- [WHAT YOU WILL DO] Among the lines below, list those containing the string "Conclave".

- [RECORDS SUPPLIED]
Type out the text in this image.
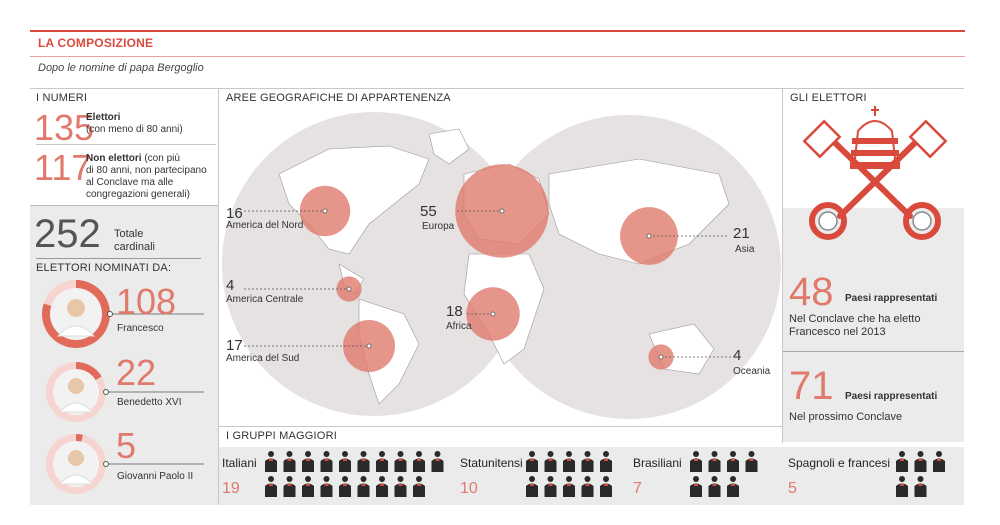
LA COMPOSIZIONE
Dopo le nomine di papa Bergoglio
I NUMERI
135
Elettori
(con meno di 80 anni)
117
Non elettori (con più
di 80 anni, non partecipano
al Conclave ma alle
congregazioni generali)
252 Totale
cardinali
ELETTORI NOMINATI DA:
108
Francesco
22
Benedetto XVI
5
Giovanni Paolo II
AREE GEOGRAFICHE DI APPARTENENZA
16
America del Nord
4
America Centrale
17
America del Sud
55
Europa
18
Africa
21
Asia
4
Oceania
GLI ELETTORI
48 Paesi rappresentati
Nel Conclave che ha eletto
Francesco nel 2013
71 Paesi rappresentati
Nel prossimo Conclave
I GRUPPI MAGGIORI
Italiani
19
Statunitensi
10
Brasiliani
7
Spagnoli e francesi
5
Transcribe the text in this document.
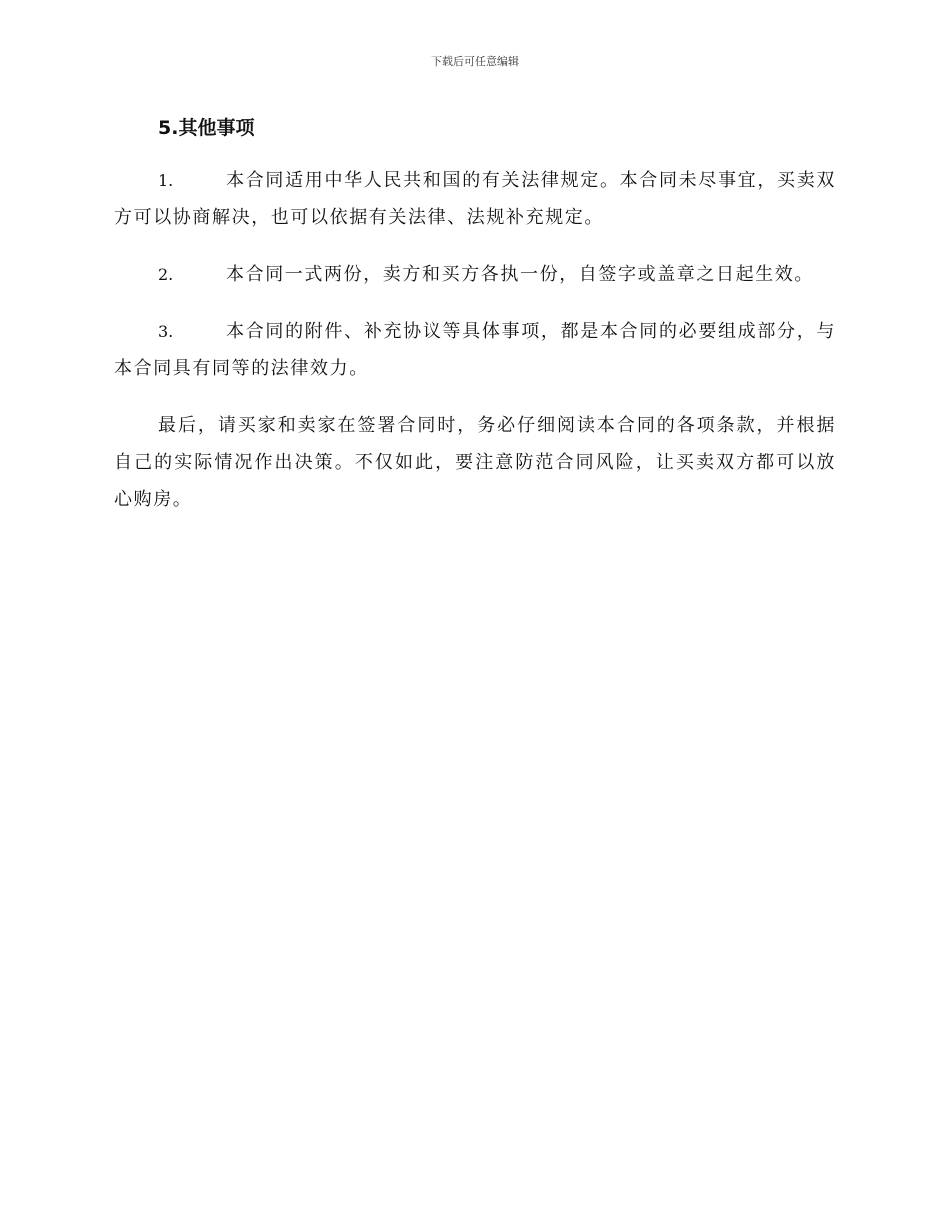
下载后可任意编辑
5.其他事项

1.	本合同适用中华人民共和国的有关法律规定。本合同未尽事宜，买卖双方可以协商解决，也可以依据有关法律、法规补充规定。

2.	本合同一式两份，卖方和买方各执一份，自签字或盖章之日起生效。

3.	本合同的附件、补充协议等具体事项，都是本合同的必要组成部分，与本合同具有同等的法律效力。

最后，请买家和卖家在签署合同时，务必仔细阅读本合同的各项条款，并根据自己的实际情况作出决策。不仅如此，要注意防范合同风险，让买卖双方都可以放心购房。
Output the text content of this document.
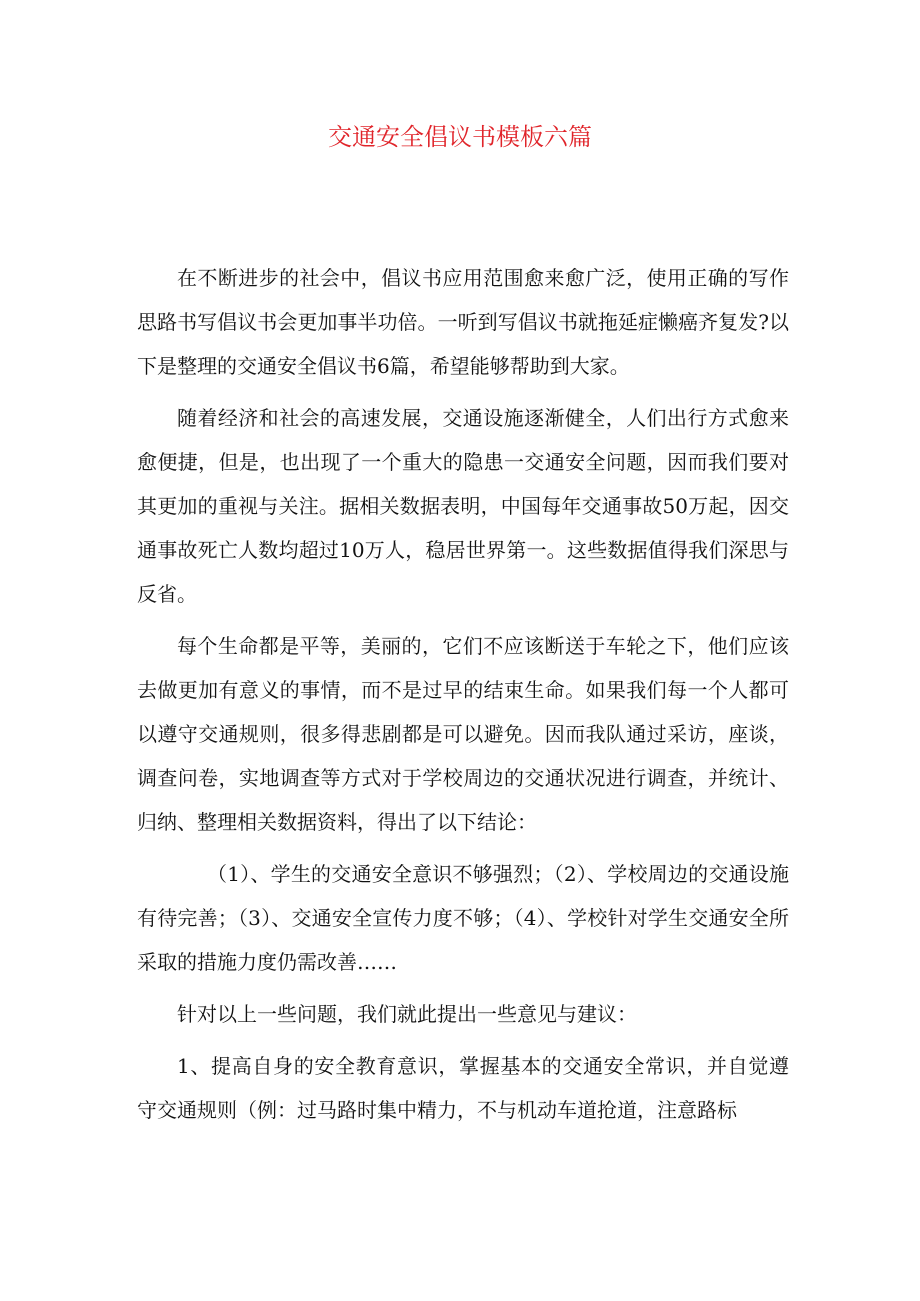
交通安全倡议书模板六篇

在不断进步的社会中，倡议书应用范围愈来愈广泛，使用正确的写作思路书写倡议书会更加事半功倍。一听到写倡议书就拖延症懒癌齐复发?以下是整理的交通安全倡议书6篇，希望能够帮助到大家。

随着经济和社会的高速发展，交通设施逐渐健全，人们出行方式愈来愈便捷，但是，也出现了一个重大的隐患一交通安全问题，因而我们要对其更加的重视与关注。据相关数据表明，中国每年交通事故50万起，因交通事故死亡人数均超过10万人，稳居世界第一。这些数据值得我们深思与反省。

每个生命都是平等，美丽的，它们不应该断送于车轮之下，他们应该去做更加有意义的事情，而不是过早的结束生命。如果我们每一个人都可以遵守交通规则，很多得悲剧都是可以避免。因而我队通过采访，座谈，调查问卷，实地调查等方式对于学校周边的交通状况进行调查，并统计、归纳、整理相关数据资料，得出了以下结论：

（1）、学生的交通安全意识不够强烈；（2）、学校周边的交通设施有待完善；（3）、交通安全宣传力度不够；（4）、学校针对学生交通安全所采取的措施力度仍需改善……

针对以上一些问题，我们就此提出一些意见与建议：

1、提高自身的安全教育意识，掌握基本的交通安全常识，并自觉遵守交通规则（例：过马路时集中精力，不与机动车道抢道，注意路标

- [OUTPUT BELOW]
al Conclave ma alle
Nel Conclave che ha eletto
Nel prossimo Conclave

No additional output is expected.